* [Requirements] Copy the data precisely, character for character, and leave out every picture.

* [Given entries]
--- START ---

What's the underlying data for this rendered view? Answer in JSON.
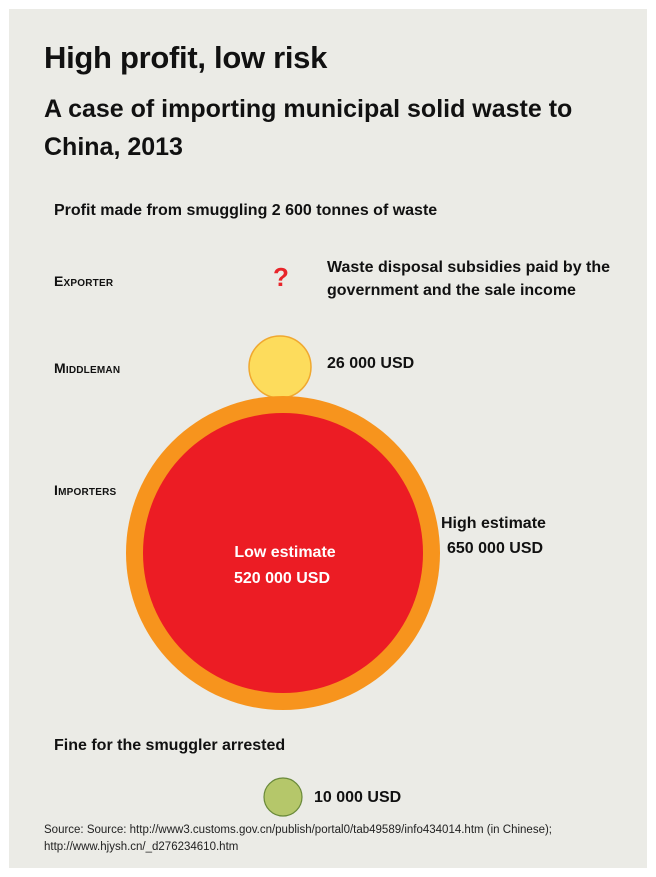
{
  "title": "High profit, low risk",
  "subtitle": "A case of importing municipal solid waste to China, 2013",
  "section_profit": "Profit made from smuggling 2 600 tonnes of waste",
  "section_fine": "Fine for the smuggler arrested",
  "rows": {
    "exporter": "Exporter",
    "middleman": "Middleman",
    "importers": "Importers"
  },
  "exporter_value": "Waste disposal subsidies paid by the government and the sale income",
  "exporter_unknown_mark": "?",
  "middleman_value": "26 000 USD",
  "importers_high": {
    "label": "High estimate",
    "value": "650 000 USD"
  },
  "importers_low": {
    "label": "Low estimate",
    "value": "520 000 USD"
  },
  "fine_value": "10 000 USD",
  "source": "Source: Source: http://www3.customs.gov.cn/publish/portal0/tab49589/info434014.htm (in Chinese); http://www.hjysh.cn/_d276234610.htm",
  "colors": {
    "middleman": "#fddc5c",
    "middleman_stroke": "#f0a830",
    "high": "#f7941d",
    "low": "#ec1c24",
    "fine": "#b5c76a",
    "fine_stroke": "#6a8a3a",
    "unknown": "#e8252a"
  },
  "chart_data": {
    "type": "bubble",
    "unit": "USD",
    "series": [
      {
        "category": "Exporter",
        "value": null
      },
      {
        "category": "Middleman",
        "value": 26000
      },
      {
        "category": "Importers",
        "name": "High estimate",
        "value": 650000
      },
      {
        "category": "Importers",
        "name": "Low estimate",
        "value": 520000
      },
      {
        "category": "Fine for the smuggler arrested",
        "value": 10000
      }
    ]
  }
}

--- END ---

* [Finished answer]
What's the underlying data for this rendered view? Answer in JSON.
{
  "title": "High profit, low risk",
  "subtitle": "A case of importing municipal solid waste to China, 2013",
  "section_profit": "Profit made from smuggling 2 600 tonnes of waste",
  "section_fine": "Fine for the smuggler arrested",
  "rows": {
    "exporter": "Exporter",
    "middleman": "Middleman",
    "importers": "Importers"
  },
  "exporter_value": "Waste disposal subsidies paid by the government and the sale income",
  "exporter_unknown_mark": "?",
  "middleman_value": "26 000 USD",
  "importers_high": {
    "label": "High estimate",
    "value": "650 000 USD"
  },
  "importers_low": {
    "label": "Low estimate",
    "value": "520 000 USD"
  },
  "fine_value": "10 000 USD",
  "source": "Source: Source: http://www3.customs.gov.cn/publish/portal0/tab49589/info434014.htm (in Chinese); http://www.hjysh.cn/_d276234610.htm",
  "colors": {
    "middleman": "#fddc5c",
    "middleman_stroke": "#f0a830",
    "high": "#f7941d",
    "low": "#ec1c24",
    "fine": "#b5c76a",
    "fine_stroke": "#6a8a3a",
    "unknown": "#e8252a"
  },
  "chart_data": {
    "type": "bubble",
    "unit": "USD",
    "series": [
      {
        "category": "Exporter",
        "value": null
      },
      {
        "category": "Middleman",
        "value": 26000
      },
      {
        "category": "Importers",
        "name": "High estimate",
        "value": 650000
      },
      {
        "category": "Importers",
        "name": "Low estimate",
        "value": 520000
      },
      {
        "category": "Fine for the smuggler arrested",
        "value": 10000
      }
    ]
  }
}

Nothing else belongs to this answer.